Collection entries
------------------------------------------------------------------------
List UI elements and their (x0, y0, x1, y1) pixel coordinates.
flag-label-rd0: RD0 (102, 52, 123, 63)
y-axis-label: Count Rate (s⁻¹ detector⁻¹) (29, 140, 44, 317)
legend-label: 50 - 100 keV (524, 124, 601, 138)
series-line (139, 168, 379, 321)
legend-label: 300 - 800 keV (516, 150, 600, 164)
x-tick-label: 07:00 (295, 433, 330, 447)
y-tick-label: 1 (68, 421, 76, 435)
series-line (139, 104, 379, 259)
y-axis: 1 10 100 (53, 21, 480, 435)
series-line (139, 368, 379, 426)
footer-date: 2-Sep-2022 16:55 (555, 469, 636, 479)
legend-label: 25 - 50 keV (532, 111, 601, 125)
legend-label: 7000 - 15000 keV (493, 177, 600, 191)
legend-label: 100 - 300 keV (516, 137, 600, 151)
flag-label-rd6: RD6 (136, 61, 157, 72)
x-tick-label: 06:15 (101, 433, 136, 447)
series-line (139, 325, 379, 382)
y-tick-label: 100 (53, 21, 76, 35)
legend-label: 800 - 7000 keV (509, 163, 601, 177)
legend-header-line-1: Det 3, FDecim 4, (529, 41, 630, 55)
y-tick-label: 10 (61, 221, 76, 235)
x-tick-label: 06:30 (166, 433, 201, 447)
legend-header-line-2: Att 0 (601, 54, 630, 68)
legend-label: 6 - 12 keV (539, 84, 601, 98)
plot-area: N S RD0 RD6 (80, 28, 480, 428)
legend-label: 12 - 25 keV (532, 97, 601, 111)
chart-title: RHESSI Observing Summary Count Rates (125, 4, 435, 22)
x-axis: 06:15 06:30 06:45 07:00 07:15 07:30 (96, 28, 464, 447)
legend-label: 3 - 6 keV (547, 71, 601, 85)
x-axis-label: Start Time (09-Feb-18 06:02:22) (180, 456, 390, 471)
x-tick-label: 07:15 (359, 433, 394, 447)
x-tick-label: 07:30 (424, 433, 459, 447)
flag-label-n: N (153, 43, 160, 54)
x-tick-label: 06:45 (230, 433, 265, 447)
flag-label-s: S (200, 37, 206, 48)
------------------------------------------------------------------------
- **STATED TASK**:
Rewrite every line of the material above as a numbered list, leaving out any blank lines.

- **RESULT OF THIS TASK**:
1. List UI elements and their (x0, y0, x1, y1) pixel coordinates.
2. flag-label-rd0: RD0 (102, 52, 123, 63)
3. y-axis-label: Count Rate (s⁻¹ detector⁻¹) (29, 140, 44, 317)
4. legend-label: 50 - 100 keV (524, 124, 601, 138)
5. series-line (139, 168, 379, 321)
6. legend-label: 300 - 800 keV (516, 150, 600, 164)
7. x-tick-label: 07:00 (295, 433, 330, 447)
8. y-tick-label: 1 (68, 421, 76, 435)
9. series-line (139, 104, 379, 259)
10. y-axis: 1 10 100 (53, 21, 480, 435)
11. series-line (139, 368, 379, 426)
12. footer-date: 2-Sep-2022 16:55 (555, 469, 636, 479)
13. legend-label: 25 - 50 keV (532, 111, 601, 125)
14. legend-label: 7000 - 15000 keV (493, 177, 600, 191)
15. legend-label: 100 - 300 keV (516, 137, 600, 151)
16. flag-label-rd6: RD6 (136, 61, 157, 72)
17. x-tick-label: 06:15 (101, 433, 136, 447)
18. series-line (139, 325, 379, 382)
19. y-tick-label: 100 (53, 21, 76, 35)
20. legend-label: 800 - 7000 keV (509, 163, 601, 177)
21. legend-header-line-1: Det 3, FDecim 4, (529, 41, 630, 55)
22. y-tick-label: 10 (61, 221, 76, 235)
23. x-tick-label: 06:30 (166, 433, 201, 447)
24. legend-header-line-2: Att 0 (601, 54, 630, 68)
25. legend-label: 6 - 12 keV (539, 84, 601, 98)
26. plot-area: N S RD0 RD6 (80, 28, 480, 428)
27. legend-label: 12 - 25 keV (532, 97, 601, 111)
28. chart-title: RHESSI Observing Summary Count Rates (125, 4, 435, 22)
29. x-axis: 06:15 06:30 06:45 07:00 07:15 07:30 (96, 28, 464, 447)
30. legend-label: 3 - 6 keV (547, 71, 601, 85)
31. x-axis-label: Start Time (09-Feb-18 06:02:22) (180, 456, 390, 471)
32. x-tick-label: 07:15 (359, 433, 394, 447)
33. x-tick-label: 07:30 (424, 433, 459, 447)
34. flag-label-n: N (153, 43, 160, 54)
35. x-tick-label: 06:45 (230, 433, 265, 447)
36. flag-label-s: S (200, 37, 206, 48)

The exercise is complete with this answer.